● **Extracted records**
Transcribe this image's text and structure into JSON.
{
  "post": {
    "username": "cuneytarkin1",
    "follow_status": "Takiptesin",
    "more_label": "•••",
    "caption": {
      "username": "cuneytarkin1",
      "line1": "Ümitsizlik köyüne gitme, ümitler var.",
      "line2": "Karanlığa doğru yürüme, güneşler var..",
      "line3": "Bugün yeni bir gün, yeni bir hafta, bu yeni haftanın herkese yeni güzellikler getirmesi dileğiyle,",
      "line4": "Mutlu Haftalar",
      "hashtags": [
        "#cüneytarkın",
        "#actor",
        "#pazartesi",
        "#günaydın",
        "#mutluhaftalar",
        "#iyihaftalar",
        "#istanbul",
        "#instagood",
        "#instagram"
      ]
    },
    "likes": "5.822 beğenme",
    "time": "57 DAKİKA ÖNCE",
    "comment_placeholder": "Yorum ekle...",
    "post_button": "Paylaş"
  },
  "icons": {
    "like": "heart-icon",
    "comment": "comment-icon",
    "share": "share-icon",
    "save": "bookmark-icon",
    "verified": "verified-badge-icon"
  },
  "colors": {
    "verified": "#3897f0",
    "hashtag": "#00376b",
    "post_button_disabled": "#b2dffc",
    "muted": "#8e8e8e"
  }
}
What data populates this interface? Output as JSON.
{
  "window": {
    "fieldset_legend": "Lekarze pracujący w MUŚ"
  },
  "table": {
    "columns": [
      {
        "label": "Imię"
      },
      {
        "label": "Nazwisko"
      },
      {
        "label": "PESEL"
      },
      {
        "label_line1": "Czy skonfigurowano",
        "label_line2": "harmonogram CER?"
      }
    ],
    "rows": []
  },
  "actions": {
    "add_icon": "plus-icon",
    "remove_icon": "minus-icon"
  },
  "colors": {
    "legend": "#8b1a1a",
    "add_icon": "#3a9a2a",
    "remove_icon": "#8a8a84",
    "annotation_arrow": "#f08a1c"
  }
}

● **Your objective**
Looking at the records above, report how many lines contain the word "verified". Answer with the number only.

● **Expected answer**
2